◆ Exercise task
Extract each line of the material that follows exactly and omit its pictures.

━━ Provided entries ━━

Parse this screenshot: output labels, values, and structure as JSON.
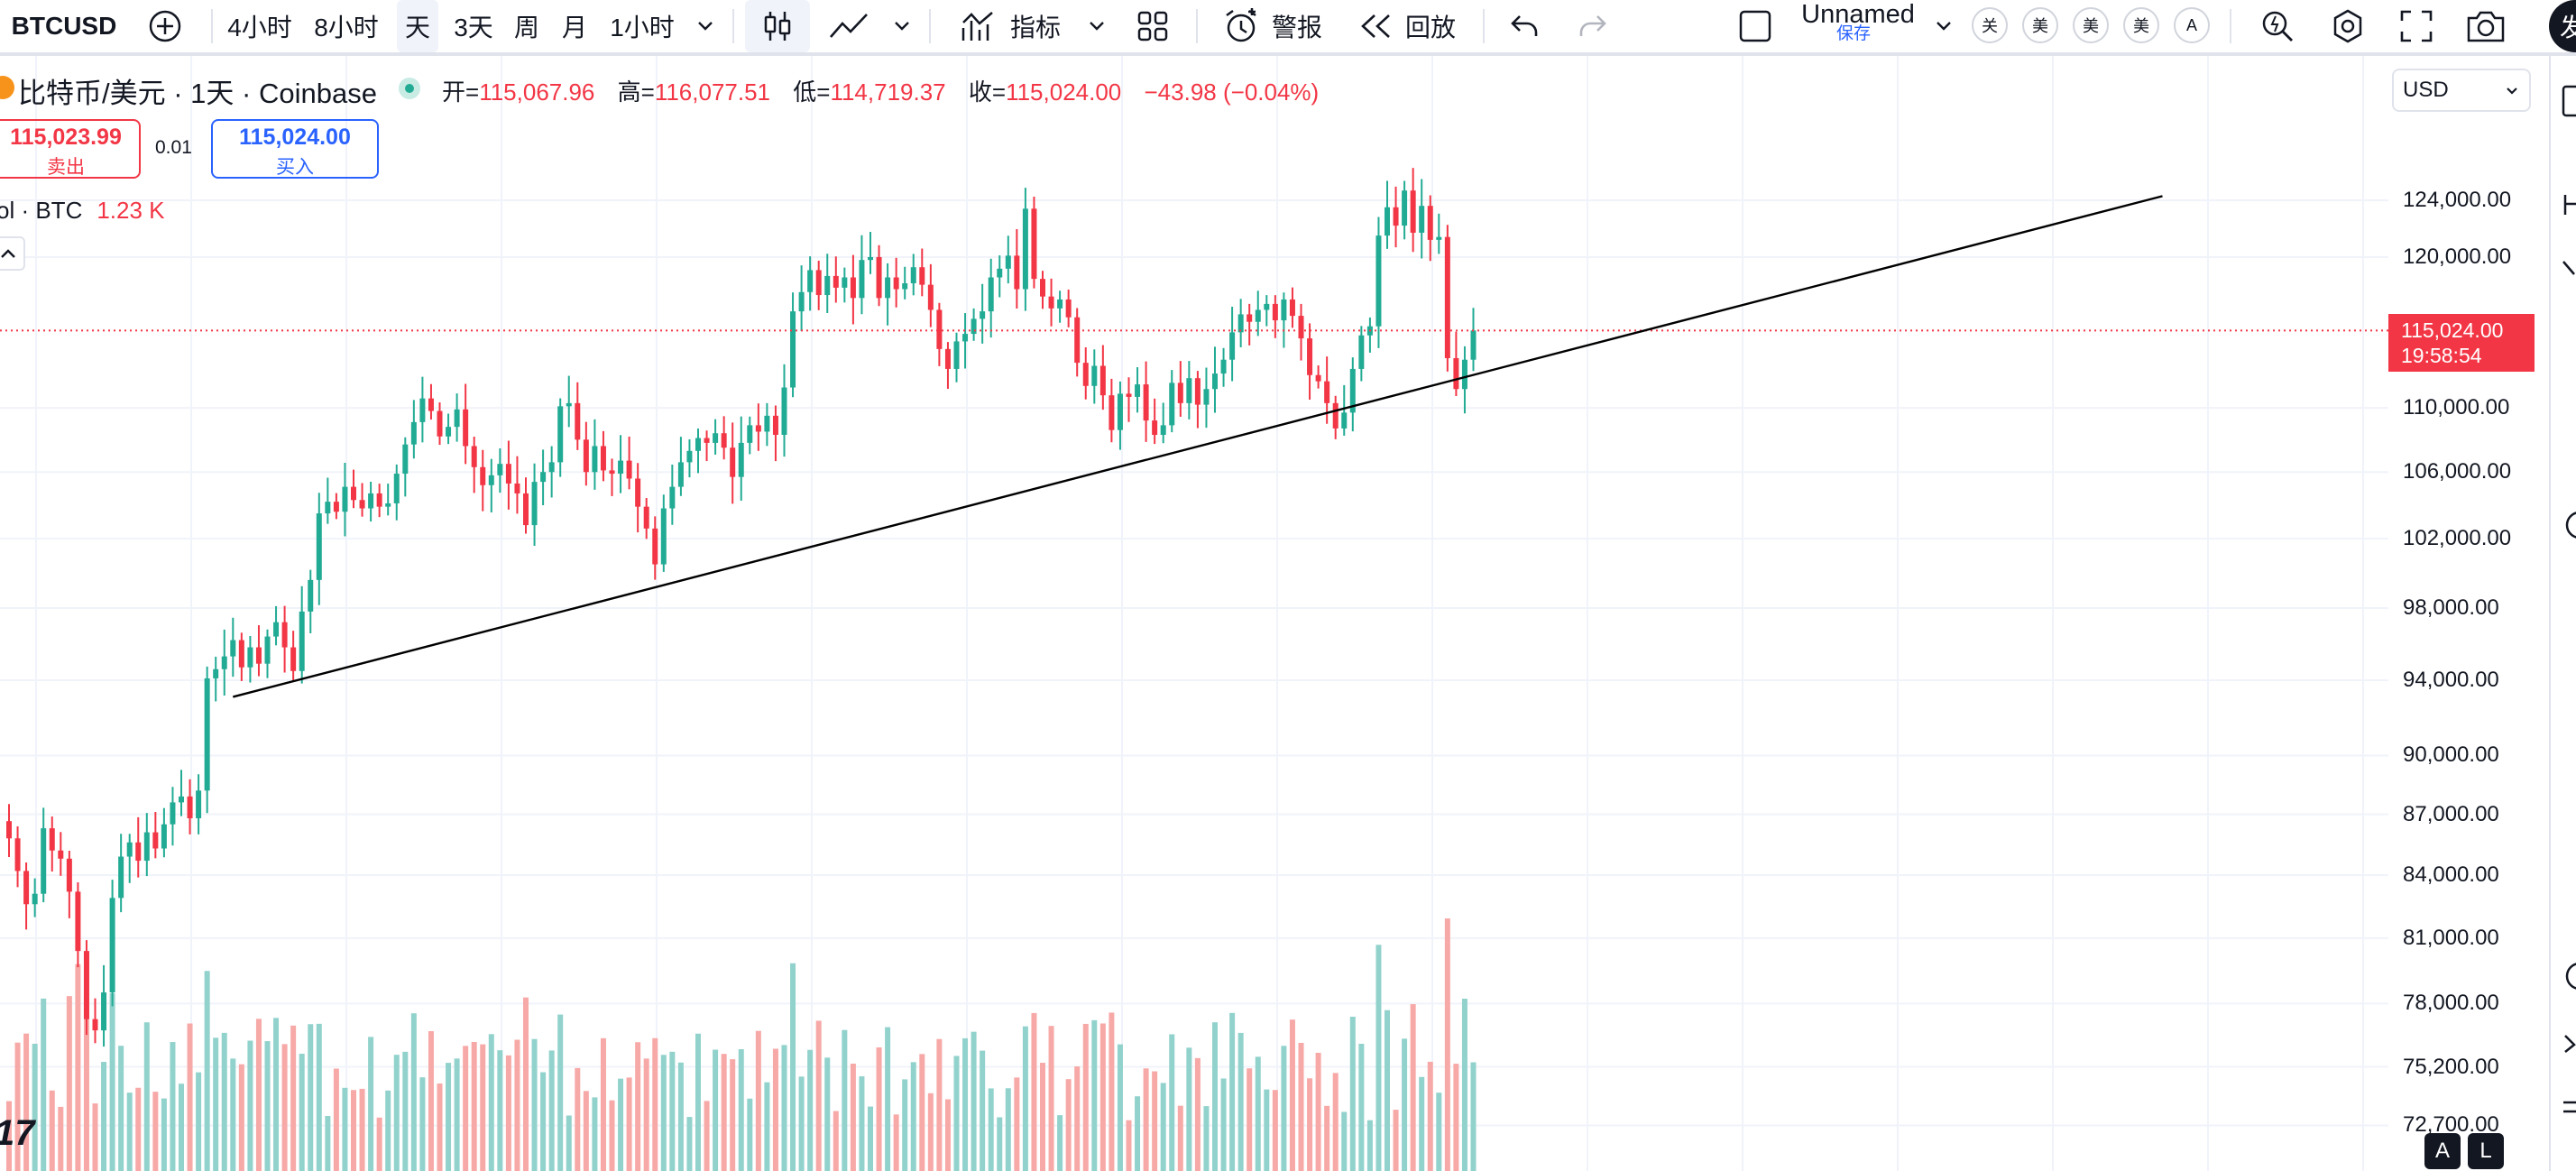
{
  "toolbar": {
    "symbol": "BTCUSD",
    "intervals": [
      "4小时",
      "8小时",
      "天",
      "3天",
      "周",
      "月",
      "1小时"
    ],
    "active_interval": "天",
    "indicators_label": "指标",
    "alert_label": "警报",
    "replay_label": "回放",
    "layout_name": "Unnamed",
    "save_label": "保存",
    "circle_badges": [
      "关",
      "美",
      "美",
      "美",
      "A"
    ],
    "edge_label": "发"
  },
  "legend": {
    "title": "比特币/美元 · 1天 · Coinbase",
    "open_label": "开=",
    "open": "115,067.96",
    "high_label": "高=",
    "high": "116,077.51",
    "low_label": "低=",
    "low": "114,719.37",
    "close_label": "收=",
    "close": "115,024.00",
    "change": "−43.98 (−0.04%)"
  },
  "trade": {
    "sell_price": "115,023.99",
    "sell_label": "卖出",
    "spread": "0.01",
    "buy_price": "115,024.00",
    "buy_label": "买入"
  },
  "volume": {
    "label": "ol · BTC",
    "value": "1.23 K"
  },
  "price_axis": {
    "currency": "USD",
    "last_price": "115,024.00",
    "countdown": "19:58:54",
    "labels": [
      "124,000.00",
      "120,000.00",
      "110,000.00",
      "106,000.00",
      "102,000.00",
      "98,000.00",
      "94,000.00",
      "90,000.00",
      "87,000.00",
      "84,000.00",
      "81,000.00",
      "78,000.00",
      "75,200.00",
      "72,700.00"
    ],
    "corner_buttons": [
      "A",
      "L"
    ]
  },
  "colors": {
    "up": "#22ab94",
    "down": "#f23645",
    "volume_up": "#92d2cc",
    "volume_down": "#f7a9a7",
    "trendline": "#000000",
    "accent": "#2962ff"
  },
  "chart_data": {
    "type": "candlestick",
    "close_series": [
      85800,
      84200,
      82600,
      83100,
      86300,
      85200,
      84800,
      83200,
      80400,
      77300,
      76800,
      78500,
      82900,
      84900,
      85600,
      84700,
      86100,
      85300,
      86500,
      87600,
      87900,
      86800,
      88200,
      94100,
      94600,
      95300,
      96200,
      94700,
      95800,
      94900,
      96400,
      97200,
      95800,
      94500,
      97800,
      99600,
      103500,
      104200,
      103600,
      105100,
      104300,
      103800,
      104700,
      103900,
      104100,
      105900,
      107700,
      109100,
      110600,
      109800,
      108200,
      108800,
      109900,
      107600,
      106300,
      105200,
      105800,
      106500,
      105300,
      104700,
      102800,
      105400,
      106000,
      106600,
      110100,
      110300,
      108000,
      106000,
      107600,
      106100,
      105900,
      106700,
      105600,
      103900,
      102600,
      100500,
      103800,
      105100,
      106600,
      107300,
      108100,
      107800,
      108400,
      107500,
      105700,
      107800,
      108900,
      108500,
      109500,
      108300,
      111300,
      116300,
      117600,
      119100,
      117400,
      118700,
      117900,
      118600,
      117200,
      119800,
      120000,
      117200,
      118600,
      117800,
      118200,
      119300,
      118100,
      116400,
      113800,
      112500,
      114300,
      114800,
      115800,
      116300,
      118600,
      119200,
      120100,
      117800,
      123400,
      118500,
      117300,
      116500,
      117100,
      115900,
      112900,
      111400,
      112700,
      110800,
      108600,
      110900,
      110700,
      111500,
      109200,
      108300,
      108900,
      111600,
      110300,
      111900,
      110200,
      111200,
      112200,
      113100,
      114900,
      116100,
      115600,
      116400,
      116800,
      115700,
      117100,
      116000,
      114500,
      112100,
      111700,
      110300,
      108700,
      109700,
      112500,
      114700,
      115300,
      121500,
      123500,
      122200,
      124700,
      121700,
      123600,
      121200,
      121400,
      113200,
      111200,
      113100,
      115024
    ],
    "trendline": {
      "from_index": 26,
      "from_value": 93100,
      "to_index_extended": 250,
      "to_value": 124300
    },
    "price_labels": [
      "124,000.00",
      "120,000.00",
      "110,000.00",
      "106,000.00",
      "102,000.00",
      "98,000.00",
      "94,000.00",
      "90,000.00",
      "87,000.00",
      "84,000.00",
      "81,000.00",
      "78,000.00",
      "75,200.00",
      "72,700.00"
    ],
    "scale": "log",
    "grid": true
  }
}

━━━

◆ Result of this task
Parse this screenshot: output labels, values, and structure as JSON.
{
  "toolbar": {
    "symbol": "BTCUSD",
    "intervals": [
      "4小时",
      "8小时",
      "天",
      "3天",
      "周",
      "月",
      "1小时"
    ],
    "active_interval": "天",
    "indicators_label": "指标",
    "alert_label": "警报",
    "replay_label": "回放",
    "layout_name": "Unnamed",
    "save_label": "保存",
    "circle_badges": [
      "关",
      "美",
      "美",
      "美",
      "A"
    ],
    "edge_label": "发"
  },
  "legend": {
    "title": "比特币/美元 · 1天 · Coinbase",
    "open_label": "开=",
    "open": "115,067.96",
    "high_label": "高=",
    "high": "116,077.51",
    "low_label": "低=",
    "low": "114,719.37",
    "close_label": "收=",
    "close": "115,024.00",
    "change": "−43.98 (−0.04%)"
  },
  "trade": {
    "sell_price": "115,023.99",
    "sell_label": "卖出",
    "spread": "0.01",
    "buy_price": "115,024.00",
    "buy_label": "买入"
  },
  "volume": {
    "label": "ol · BTC",
    "value": "1.23 K"
  },
  "price_axis": {
    "currency": "USD",
    "last_price": "115,024.00",
    "countdown": "19:58:54",
    "labels": [
      "124,000.00",
      "120,000.00",
      "110,000.00",
      "106,000.00",
      "102,000.00",
      "98,000.00",
      "94,000.00",
      "90,000.00",
      "87,000.00",
      "84,000.00",
      "81,000.00",
      "78,000.00",
      "75,200.00",
      "72,700.00"
    ],
    "corner_buttons": [
      "A",
      "L"
    ]
  },
  "colors": {
    "up": "#22ab94",
    "down": "#f23645",
    "volume_up": "#92d2cc",
    "volume_down": "#f7a9a7",
    "trendline": "#000000",
    "accent": "#2962ff"
  },
  "chart_data": {
    "type": "candlestick",
    "close_series": [
      85800,
      84200,
      82600,
      83100,
      86300,
      85200,
      84800,
      83200,
      80400,
      77300,
      76800,
      78500,
      82900,
      84900,
      85600,
      84700,
      86100,
      85300,
      86500,
      87600,
      87900,
      86800,
      88200,
      94100,
      94600,
      95300,
      96200,
      94700,
      95800,
      94900,
      96400,
      97200,
      95800,
      94500,
      97800,
      99600,
      103500,
      104200,
      103600,
      105100,
      104300,
      103800,
      104700,
      103900,
      104100,
      105900,
      107700,
      109100,
      110600,
      109800,
      108200,
      108800,
      109900,
      107600,
      106300,
      105200,
      105800,
      106500,
      105300,
      104700,
      102800,
      105400,
      106000,
      106600,
      110100,
      110300,
      108000,
      106000,
      107600,
      106100,
      105900,
      106700,
      105600,
      103900,
      102600,
      100500,
      103800,
      105100,
      106600,
      107300,
      108100,
      107800,
      108400,
      107500,
      105700,
      107800,
      108900,
      108500,
      109500,
      108300,
      111300,
      116300,
      117600,
      119100,
      117400,
      118700,
      117900,
      118600,
      117200,
      119800,
      120000,
      117200,
      118600,
      117800,
      118200,
      119300,
      118100,
      116400,
      113800,
      112500,
      114300,
      114800,
      115800,
      116300,
      118600,
      119200,
      120100,
      117800,
      123400,
      118500,
      117300,
      116500,
      117100,
      115900,
      112900,
      111400,
      112700,
      110800,
      108600,
      110900,
      110700,
      111500,
      109200,
      108300,
      108900,
      111600,
      110300,
      111900,
      110200,
      111200,
      112200,
      113100,
      114900,
      116100,
      115600,
      116400,
      116800,
      115700,
      117100,
      116000,
      114500,
      112100,
      111700,
      110300,
      108700,
      109700,
      112500,
      114700,
      115300,
      121500,
      123500,
      122200,
      124700,
      121700,
      123600,
      121200,
      121400,
      113200,
      111200,
      113100,
      115024
    ],
    "trendline": {
      "from_index": 26,
      "from_value": 93100,
      "to_index_extended": 250,
      "to_value": 124300
    },
    "price_labels": [
      "124,000.00",
      "120,000.00",
      "110,000.00",
      "106,000.00",
      "102,000.00",
      "98,000.00",
      "94,000.00",
      "90,000.00",
      "87,000.00",
      "84,000.00",
      "81,000.00",
      "78,000.00",
      "75,200.00",
      "72,700.00"
    ],
    "scale": "log",
    "grid": true
  }
}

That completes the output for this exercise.